Data entries
····················

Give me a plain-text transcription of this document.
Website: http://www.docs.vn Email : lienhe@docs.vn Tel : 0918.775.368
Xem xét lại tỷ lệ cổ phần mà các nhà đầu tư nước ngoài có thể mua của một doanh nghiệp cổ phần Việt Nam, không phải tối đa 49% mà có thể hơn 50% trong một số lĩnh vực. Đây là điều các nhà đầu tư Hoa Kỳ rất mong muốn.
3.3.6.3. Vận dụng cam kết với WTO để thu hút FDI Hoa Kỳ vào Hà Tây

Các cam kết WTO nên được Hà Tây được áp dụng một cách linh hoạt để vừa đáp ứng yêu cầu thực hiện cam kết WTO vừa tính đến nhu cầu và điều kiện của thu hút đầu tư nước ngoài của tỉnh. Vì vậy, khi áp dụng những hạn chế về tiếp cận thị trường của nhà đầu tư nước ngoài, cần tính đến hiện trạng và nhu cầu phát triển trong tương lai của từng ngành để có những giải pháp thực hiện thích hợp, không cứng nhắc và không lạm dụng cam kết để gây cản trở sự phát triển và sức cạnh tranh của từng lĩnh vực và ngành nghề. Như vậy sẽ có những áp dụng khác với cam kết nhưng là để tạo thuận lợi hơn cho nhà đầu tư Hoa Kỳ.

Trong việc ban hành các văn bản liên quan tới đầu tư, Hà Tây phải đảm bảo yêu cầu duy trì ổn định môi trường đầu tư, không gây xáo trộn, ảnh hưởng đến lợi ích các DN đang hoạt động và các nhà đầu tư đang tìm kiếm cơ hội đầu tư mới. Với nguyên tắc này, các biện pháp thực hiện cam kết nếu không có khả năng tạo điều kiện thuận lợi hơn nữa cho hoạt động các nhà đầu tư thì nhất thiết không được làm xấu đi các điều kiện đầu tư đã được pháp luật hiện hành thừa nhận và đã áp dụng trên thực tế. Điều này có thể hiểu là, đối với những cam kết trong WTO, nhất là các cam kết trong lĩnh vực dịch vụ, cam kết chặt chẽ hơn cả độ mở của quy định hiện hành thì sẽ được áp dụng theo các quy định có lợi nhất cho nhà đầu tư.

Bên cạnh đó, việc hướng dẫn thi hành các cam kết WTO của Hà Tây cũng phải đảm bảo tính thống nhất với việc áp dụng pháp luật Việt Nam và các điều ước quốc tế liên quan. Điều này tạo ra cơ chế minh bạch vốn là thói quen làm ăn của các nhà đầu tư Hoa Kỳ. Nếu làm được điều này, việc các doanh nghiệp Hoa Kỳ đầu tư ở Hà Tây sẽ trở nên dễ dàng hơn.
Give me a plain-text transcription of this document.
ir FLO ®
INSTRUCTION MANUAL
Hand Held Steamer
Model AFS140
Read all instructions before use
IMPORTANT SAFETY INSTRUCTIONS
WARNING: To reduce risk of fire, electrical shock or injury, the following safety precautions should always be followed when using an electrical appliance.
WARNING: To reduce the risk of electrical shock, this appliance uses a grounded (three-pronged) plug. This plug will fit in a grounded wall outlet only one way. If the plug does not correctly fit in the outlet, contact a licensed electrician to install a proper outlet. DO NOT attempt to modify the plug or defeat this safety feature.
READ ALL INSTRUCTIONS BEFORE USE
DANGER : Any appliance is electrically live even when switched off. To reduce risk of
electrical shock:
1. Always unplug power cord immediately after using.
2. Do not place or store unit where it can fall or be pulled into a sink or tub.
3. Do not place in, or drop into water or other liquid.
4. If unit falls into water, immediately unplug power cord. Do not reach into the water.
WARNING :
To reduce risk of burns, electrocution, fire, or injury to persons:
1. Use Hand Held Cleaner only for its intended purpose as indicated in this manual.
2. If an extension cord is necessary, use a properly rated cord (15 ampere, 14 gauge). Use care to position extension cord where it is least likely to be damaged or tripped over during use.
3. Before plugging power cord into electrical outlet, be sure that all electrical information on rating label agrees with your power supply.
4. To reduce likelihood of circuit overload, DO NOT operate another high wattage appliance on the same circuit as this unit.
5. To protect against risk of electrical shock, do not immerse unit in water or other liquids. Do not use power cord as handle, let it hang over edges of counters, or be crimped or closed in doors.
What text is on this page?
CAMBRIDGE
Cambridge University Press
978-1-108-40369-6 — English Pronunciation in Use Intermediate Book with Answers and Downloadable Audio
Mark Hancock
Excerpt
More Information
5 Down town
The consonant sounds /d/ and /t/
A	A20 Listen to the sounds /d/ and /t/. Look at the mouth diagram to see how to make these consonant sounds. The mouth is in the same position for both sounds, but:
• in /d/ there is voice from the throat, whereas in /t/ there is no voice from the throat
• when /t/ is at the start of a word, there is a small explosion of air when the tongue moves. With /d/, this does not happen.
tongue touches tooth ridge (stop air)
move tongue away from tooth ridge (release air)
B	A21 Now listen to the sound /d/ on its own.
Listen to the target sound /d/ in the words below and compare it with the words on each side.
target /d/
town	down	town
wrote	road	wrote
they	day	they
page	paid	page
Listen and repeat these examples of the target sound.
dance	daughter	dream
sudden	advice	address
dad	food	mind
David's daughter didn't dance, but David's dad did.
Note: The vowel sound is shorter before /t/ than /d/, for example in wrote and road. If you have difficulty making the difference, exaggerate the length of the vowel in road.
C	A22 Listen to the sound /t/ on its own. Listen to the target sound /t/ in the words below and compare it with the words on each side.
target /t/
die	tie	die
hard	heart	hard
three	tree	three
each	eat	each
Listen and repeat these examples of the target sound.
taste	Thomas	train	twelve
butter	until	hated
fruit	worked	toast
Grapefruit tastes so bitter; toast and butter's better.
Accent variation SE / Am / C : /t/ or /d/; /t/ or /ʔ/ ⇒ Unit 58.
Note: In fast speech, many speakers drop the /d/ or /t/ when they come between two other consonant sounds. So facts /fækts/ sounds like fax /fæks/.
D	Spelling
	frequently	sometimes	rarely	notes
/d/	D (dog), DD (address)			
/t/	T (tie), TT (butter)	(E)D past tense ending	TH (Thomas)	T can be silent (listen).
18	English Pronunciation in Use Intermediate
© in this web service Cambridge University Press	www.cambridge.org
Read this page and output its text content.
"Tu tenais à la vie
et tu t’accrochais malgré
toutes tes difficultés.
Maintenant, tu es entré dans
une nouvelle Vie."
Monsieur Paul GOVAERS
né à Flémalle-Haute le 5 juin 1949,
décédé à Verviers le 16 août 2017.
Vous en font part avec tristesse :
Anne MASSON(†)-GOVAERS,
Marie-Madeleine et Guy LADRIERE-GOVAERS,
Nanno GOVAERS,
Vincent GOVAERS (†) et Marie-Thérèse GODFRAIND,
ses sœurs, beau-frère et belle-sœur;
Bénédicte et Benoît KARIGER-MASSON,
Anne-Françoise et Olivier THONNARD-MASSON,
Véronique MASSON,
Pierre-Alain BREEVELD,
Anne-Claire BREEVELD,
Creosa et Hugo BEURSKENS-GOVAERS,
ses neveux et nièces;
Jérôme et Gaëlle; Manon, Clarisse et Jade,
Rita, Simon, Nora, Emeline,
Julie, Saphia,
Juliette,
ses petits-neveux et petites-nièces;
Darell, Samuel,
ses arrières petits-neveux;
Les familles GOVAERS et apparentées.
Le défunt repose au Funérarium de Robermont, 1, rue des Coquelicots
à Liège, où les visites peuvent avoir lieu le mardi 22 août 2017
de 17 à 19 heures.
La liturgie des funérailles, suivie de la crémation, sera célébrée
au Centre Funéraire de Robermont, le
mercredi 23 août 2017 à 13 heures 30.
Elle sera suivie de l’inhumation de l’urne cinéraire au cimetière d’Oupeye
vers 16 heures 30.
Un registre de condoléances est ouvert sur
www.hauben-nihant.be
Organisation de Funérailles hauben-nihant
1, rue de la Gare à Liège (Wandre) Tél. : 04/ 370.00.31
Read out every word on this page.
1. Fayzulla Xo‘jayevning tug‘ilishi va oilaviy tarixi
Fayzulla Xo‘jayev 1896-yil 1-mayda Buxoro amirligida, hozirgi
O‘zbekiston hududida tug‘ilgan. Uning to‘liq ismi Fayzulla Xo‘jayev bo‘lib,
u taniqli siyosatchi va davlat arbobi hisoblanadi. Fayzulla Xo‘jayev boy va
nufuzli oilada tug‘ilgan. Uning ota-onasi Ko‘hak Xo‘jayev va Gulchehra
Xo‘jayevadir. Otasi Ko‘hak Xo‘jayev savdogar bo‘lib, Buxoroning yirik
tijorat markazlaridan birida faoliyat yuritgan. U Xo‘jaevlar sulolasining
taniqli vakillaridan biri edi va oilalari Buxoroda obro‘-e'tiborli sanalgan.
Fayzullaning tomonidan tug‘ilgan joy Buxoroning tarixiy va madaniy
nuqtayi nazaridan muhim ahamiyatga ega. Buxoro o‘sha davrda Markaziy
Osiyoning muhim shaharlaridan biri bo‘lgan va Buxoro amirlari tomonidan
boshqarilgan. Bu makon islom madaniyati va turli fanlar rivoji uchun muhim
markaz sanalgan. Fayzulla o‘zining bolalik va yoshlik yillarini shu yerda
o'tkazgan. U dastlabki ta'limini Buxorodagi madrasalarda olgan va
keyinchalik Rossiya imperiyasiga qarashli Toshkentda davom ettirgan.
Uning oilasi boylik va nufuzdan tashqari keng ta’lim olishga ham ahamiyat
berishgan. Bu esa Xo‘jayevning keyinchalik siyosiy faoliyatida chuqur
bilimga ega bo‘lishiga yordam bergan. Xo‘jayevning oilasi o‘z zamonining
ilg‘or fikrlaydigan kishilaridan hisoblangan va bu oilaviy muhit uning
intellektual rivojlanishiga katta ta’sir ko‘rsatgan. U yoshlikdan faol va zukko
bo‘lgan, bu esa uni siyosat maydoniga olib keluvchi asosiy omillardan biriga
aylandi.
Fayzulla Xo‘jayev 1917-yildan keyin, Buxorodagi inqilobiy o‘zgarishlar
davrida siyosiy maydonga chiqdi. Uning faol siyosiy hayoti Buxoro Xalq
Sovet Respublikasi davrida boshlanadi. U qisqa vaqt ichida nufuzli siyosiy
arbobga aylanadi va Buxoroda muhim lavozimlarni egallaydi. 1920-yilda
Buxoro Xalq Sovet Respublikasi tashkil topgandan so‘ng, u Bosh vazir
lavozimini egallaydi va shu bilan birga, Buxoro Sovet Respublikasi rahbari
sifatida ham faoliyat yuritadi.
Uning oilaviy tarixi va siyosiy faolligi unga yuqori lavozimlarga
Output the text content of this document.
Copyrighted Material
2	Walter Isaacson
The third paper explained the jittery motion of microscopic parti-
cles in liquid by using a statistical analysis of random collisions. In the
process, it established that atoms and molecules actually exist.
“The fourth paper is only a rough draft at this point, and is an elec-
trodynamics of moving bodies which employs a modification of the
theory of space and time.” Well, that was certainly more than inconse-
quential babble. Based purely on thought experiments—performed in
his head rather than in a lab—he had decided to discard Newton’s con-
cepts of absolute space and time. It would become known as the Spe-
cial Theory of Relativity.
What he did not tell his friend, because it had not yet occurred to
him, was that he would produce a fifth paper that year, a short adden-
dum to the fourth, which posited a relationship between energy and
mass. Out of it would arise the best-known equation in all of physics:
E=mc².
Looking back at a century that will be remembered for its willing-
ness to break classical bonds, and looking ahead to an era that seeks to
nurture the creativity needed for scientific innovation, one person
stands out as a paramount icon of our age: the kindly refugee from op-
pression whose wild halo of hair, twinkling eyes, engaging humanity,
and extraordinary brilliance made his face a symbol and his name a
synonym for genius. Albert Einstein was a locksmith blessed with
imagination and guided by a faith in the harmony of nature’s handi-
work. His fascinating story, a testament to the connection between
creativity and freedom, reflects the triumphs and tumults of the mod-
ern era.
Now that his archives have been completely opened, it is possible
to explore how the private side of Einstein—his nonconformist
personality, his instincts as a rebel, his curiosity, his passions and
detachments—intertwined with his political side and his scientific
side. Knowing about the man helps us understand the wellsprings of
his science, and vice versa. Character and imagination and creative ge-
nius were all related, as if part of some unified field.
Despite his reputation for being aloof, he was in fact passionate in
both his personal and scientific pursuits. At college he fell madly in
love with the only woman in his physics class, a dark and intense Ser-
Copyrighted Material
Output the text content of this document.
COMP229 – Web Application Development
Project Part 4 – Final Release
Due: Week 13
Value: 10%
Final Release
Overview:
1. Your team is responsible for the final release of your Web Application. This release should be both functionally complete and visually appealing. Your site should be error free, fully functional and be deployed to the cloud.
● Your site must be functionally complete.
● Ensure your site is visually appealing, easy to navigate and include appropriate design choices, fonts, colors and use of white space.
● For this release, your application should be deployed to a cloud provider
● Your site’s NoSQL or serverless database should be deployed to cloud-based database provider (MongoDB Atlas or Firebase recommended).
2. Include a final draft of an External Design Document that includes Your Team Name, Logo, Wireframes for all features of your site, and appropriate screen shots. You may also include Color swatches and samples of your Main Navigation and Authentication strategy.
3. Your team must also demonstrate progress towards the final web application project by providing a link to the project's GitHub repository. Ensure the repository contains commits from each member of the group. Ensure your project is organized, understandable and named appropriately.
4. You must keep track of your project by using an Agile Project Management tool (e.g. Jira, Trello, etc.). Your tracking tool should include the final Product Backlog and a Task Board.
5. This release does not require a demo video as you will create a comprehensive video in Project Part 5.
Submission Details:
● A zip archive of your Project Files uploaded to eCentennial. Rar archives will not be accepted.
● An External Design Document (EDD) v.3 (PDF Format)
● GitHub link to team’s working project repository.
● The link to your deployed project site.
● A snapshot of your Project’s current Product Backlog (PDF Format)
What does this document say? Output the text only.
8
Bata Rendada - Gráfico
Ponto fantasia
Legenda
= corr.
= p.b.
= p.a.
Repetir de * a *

····················

DIRECTIONS. From the listing, tally every line with the word "suivie" in it and give only the tally.

OUTPUT OF THE TASK. 2